- EXERCISE AIM
Print every entry exactly as written.

- GIVEN INFORMATION

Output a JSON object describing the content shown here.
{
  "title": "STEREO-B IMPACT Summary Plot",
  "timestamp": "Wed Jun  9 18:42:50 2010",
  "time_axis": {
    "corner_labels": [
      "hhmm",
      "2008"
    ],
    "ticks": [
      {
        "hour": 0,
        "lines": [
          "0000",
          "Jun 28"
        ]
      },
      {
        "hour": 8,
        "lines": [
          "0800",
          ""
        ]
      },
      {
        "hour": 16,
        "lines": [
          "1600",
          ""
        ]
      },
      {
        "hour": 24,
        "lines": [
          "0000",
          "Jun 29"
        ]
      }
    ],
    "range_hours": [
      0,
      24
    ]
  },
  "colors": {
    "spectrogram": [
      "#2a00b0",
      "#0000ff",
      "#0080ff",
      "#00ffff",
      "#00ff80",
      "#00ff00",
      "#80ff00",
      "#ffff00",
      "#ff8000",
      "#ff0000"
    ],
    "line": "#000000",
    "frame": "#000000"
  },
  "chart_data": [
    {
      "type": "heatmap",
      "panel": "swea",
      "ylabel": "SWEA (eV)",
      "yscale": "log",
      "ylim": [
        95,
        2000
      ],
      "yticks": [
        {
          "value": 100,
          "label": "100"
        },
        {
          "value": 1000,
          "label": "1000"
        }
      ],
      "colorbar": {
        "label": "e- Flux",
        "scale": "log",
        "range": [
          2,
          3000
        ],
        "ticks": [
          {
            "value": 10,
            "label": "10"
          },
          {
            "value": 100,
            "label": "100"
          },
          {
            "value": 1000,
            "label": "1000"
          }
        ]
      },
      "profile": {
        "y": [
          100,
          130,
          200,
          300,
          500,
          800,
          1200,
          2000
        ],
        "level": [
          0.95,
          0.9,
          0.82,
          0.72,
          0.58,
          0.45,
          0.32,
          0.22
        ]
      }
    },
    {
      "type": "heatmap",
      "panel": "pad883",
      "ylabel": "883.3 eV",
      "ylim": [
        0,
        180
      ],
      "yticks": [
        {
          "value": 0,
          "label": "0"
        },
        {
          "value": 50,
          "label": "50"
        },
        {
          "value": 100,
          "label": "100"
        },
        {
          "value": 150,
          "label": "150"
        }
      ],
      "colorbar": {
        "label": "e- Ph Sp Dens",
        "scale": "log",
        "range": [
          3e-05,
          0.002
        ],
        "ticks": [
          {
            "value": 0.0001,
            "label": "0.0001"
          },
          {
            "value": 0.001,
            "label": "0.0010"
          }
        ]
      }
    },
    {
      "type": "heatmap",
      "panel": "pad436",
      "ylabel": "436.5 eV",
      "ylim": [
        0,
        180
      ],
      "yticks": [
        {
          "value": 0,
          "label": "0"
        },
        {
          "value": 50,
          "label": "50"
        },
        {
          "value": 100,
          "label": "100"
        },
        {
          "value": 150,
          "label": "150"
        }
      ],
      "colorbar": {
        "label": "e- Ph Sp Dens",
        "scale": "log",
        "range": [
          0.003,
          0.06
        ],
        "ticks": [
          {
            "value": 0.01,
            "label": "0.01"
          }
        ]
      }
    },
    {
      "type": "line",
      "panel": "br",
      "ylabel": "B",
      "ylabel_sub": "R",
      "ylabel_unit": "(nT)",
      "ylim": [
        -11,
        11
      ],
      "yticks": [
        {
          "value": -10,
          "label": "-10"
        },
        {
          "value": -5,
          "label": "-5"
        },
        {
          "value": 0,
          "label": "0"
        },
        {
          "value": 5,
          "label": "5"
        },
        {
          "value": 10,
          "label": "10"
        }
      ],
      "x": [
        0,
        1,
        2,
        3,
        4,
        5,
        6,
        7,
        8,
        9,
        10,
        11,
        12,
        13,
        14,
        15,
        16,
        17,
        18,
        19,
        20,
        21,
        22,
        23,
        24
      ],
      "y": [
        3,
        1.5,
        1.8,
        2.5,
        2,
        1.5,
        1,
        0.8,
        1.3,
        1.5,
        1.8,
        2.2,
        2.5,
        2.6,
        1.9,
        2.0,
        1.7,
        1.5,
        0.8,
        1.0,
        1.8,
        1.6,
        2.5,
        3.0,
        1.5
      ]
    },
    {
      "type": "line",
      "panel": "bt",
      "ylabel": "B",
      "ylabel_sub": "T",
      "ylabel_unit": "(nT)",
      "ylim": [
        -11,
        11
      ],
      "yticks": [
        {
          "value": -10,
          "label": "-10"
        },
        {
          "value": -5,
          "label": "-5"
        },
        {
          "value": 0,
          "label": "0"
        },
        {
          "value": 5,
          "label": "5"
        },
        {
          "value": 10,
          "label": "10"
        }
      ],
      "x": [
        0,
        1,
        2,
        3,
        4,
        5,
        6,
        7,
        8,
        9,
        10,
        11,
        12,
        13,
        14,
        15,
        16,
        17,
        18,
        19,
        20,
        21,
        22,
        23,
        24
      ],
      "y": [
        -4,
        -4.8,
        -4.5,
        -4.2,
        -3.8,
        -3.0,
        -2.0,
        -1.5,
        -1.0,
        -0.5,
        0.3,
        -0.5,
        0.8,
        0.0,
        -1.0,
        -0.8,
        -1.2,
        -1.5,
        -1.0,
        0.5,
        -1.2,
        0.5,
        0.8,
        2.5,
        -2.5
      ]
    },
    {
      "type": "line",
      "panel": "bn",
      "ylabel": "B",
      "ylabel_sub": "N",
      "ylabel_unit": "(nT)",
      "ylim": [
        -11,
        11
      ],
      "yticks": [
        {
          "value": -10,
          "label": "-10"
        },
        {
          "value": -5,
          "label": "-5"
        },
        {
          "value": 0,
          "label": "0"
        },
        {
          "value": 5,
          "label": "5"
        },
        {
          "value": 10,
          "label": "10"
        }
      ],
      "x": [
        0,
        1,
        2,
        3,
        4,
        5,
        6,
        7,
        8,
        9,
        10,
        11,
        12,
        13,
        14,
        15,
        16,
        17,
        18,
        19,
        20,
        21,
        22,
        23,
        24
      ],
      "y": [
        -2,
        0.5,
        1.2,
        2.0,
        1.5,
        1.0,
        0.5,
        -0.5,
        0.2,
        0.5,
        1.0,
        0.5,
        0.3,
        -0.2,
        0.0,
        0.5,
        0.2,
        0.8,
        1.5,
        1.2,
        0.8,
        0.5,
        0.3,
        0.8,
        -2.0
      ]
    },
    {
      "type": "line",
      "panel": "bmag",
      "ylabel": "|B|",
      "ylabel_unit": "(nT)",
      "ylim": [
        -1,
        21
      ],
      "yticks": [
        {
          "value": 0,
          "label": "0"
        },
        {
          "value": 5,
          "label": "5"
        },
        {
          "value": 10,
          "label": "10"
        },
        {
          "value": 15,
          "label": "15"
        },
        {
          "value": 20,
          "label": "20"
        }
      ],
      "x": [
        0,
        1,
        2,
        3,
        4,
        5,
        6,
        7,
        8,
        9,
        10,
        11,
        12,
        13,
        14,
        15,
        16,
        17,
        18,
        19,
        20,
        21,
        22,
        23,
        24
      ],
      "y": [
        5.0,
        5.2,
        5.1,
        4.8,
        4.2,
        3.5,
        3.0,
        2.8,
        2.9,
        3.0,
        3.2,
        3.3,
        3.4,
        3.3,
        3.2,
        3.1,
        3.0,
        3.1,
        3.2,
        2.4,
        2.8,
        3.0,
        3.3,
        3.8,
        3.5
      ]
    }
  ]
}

- COMPLETED TASK
Output a JSON object describing the content shown here.
{
  "title": "STEREO-B IMPACT Summary Plot",
  "timestamp": "Wed Jun  9 18:42:50 2010",
  "time_axis": {
    "corner_labels": [
      "hhmm",
      "2008"
    ],
    "ticks": [
      {
        "hour": 0,
        "lines": [
          "0000",
          "Jun 28"
        ]
      },
      {
        "hour": 8,
        "lines": [
          "0800",
          ""
        ]
      },
      {
        "hour": 16,
        "lines": [
          "1600",
          ""
        ]
      },
      {
        "hour": 24,
        "lines": [
          "0000",
          "Jun 29"
        ]
      }
    ],
    "range_hours": [
      0,
      24
    ]
  },
  "colors": {
    "spectrogram": [
      "#2a00b0",
      "#0000ff",
      "#0080ff",
      "#00ffff",
      "#00ff80",
      "#00ff00",
      "#80ff00",
      "#ffff00",
      "#ff8000",
      "#ff0000"
    ],
    "line": "#000000",
    "frame": "#000000"
  },
  "chart_data": [
    {
      "type": "heatmap",
      "panel": "swea",
      "ylabel": "SWEA (eV)",
      "yscale": "log",
      "ylim": [
        95,
        2000
      ],
      "yticks": [
        {
          "value": 100,
          "label": "100"
        },
        {
          "value": 1000,
          "label": "1000"
        }
      ],
      "colorbar": {
        "label": "e- Flux",
        "scale": "log",
        "range": [
          2,
          3000
        ],
        "ticks": [
          {
            "value": 10,
            "label": "10"
          },
          {
            "value": 100,
            "label": "100"
          },
          {
            "value": 1000,
            "label": "1000"
          }
        ]
      },
      "profile": {
        "y": [
          100,
          130,
          200,
          300,
          500,
          800,
          1200,
          2000
        ],
        "level": [
          0.95,
          0.9,
          0.82,
          0.72,
          0.58,
          0.45,
          0.32,
          0.22
        ]
      }
    },
    {
      "type": "heatmap",
      "panel": "pad883",
      "ylabel": "883.3 eV",
      "ylim": [
        0,
        180
      ],
      "yticks": [
        {
          "value": 0,
          "label": "0"
        },
        {
          "value": 50,
          "label": "50"
        },
        {
          "value": 100,
          "label": "100"
        },
        {
          "value": 150,
          "label": "150"
        }
      ],
      "colorbar": {
        "label": "e- Ph Sp Dens",
        "scale": "log",
        "range": [
          3e-05,
          0.002
        ],
        "ticks": [
          {
            "value": 0.0001,
            "label": "0.0001"
          },
          {
            "value": 0.001,
            "label": "0.0010"
          }
        ]
      }
    },
    {
      "type": "heatmap",
      "panel": "pad436",
      "ylabel": "436.5 eV",
      "ylim": [
        0,
        180
      ],
      "yticks": [
        {
          "value": 0,
          "label": "0"
        },
        {
          "value": 50,
          "label": "50"
        },
        {
          "value": 100,
          "label": "100"
        },
        {
          "value": 150,
          "label": "150"
        }
      ],
      "colorbar": {
        "label": "e- Ph Sp Dens",
        "scale": "log",
        "range": [
          0.003,
          0.06
        ],
        "ticks": [
          {
            "value": 0.01,
            "label": "0.01"
          }
        ]
      }
    },
    {
      "type": "line",
      "panel": "br",
      "ylabel": "B",
      "ylabel_sub": "R",
      "ylabel_unit": "(nT)",
      "ylim": [
        -11,
        11
      ],
      "yticks": [
        {
          "value": -10,
          "label": "-10"
        },
        {
          "value": -5,
          "label": "-5"
        },
        {
          "value": 0,
          "label": "0"
        },
        {
          "value": 5,
          "label": "5"
        },
        {
          "value": 10,
          "label": "10"
        }
      ],
      "x": [
        0,
        1,
        2,
        3,
        4,
        5,
        6,
        7,
        8,
        9,
        10,
        11,
        12,
        13,
        14,
        15,
        16,
        17,
        18,
        19,
        20,
        21,
        22,
        23,
        24
      ],
      "y": [
        3,
        1.5,
        1.8,
        2.5,
        2,
        1.5,
        1,
        0.8,
        1.3,
        1.5,
        1.8,
        2.2,
        2.5,
        2.6,
        1.9,
        2.0,
        1.7,
        1.5,
        0.8,
        1.0,
        1.8,
        1.6,
        2.5,
        3.0,
        1.5
      ]
    },
    {
      "type": "line",
      "panel": "bt",
      "ylabel": "B",
      "ylabel_sub": "T",
      "ylabel_unit": "(nT)",
      "ylim": [
        -11,
        11
      ],
      "yticks": [
        {
          "value": -10,
          "label": "-10"
        },
        {
          "value": -5,
          "label": "-5"
        },
        {
          "value": 0,
          "label": "0"
        },
        {
          "value": 5,
          "label": "5"
        },
        {
          "value": 10,
          "label": "10"
        }
      ],
      "x": [
        0,
        1,
        2,
        3,
        4,
        5,
        6,
        7,
        8,
        9,
        10,
        11,
        12,
        13,
        14,
        15,
        16,
        17,
        18,
        19,
        20,
        21,
        22,
        23,
        24
      ],
      "y": [
        -4,
        -4.8,
        -4.5,
        -4.2,
        -3.8,
        -3.0,
        -2.0,
        -1.5,
        -1.0,
        -0.5,
        0.3,
        -0.5,
        0.8,
        0.0,
        -1.0,
        -0.8,
        -1.2,
        -1.5,
        -1.0,
        0.5,
        -1.2,
        0.5,
        0.8,
        2.5,
        -2.5
      ]
    },
    {
      "type": "line",
      "panel": "bn",
      "ylabel": "B",
      "ylabel_sub": "N",
      "ylabel_unit": "(nT)",
      "ylim": [
        -11,
        11
      ],
      "yticks": [
        {
          "value": -10,
          "label": "-10"
        },
        {
          "value": -5,
          "label": "-5"
        },
        {
          "value": 0,
          "label": "0"
        },
        {
          "value": 5,
          "label": "5"
        },
        {
          "value": 10,
          "label": "10"
        }
      ],
      "x": [
        0,
        1,
        2,
        3,
        4,
        5,
        6,
        7,
        8,
        9,
        10,
        11,
        12,
        13,
        14,
        15,
        16,
        17,
        18,
        19,
        20,
        21,
        22,
        23,
        24
      ],
      "y": [
        -2,
        0.5,
        1.2,
        2.0,
        1.5,
        1.0,
        0.5,
        -0.5,
        0.2,
        0.5,
        1.0,
        0.5,
        0.3,
        -0.2,
        0.0,
        0.5,
        0.2,
        0.8,
        1.5,
        1.2,
        0.8,
        0.5,
        0.3,
        0.8,
        -2.0
      ]
    },
    {
      "type": "line",
      "panel": "bmag",
      "ylabel": "|B|",
      "ylabel_unit": "(nT)",
      "ylim": [
        -1,
        21
      ],
      "yticks": [
        {
          "value": 0,
          "label": "0"
        },
        {
          "value": 5,
          "label": "5"
        },
        {
          "value": 10,
          "label": "10"
        },
        {
          "value": 15,
          "label": "15"
        },
        {
          "value": 20,
          "label": "20"
        }
      ],
      "x": [
        0,
        1,
        2,
        3,
        4,
        5,
        6,
        7,
        8,
        9,
        10,
        11,
        12,
        13,
        14,
        15,
        16,
        17,
        18,
        19,
        20,
        21,
        22,
        23,
        24
      ],
      "y": [
        5.0,
        5.2,
        5.1,
        4.8,
        4.2,
        3.5,
        3.0,
        2.8,
        2.9,
        3.0,
        3.2,
        3.3,
        3.4,
        3.3,
        3.2,
        3.1,
        3.0,
        3.1,
        3.2,
        2.4,
        2.8,
        3.0,
        3.3,
        3.8,
        3.5
      ]
    }
  ]
}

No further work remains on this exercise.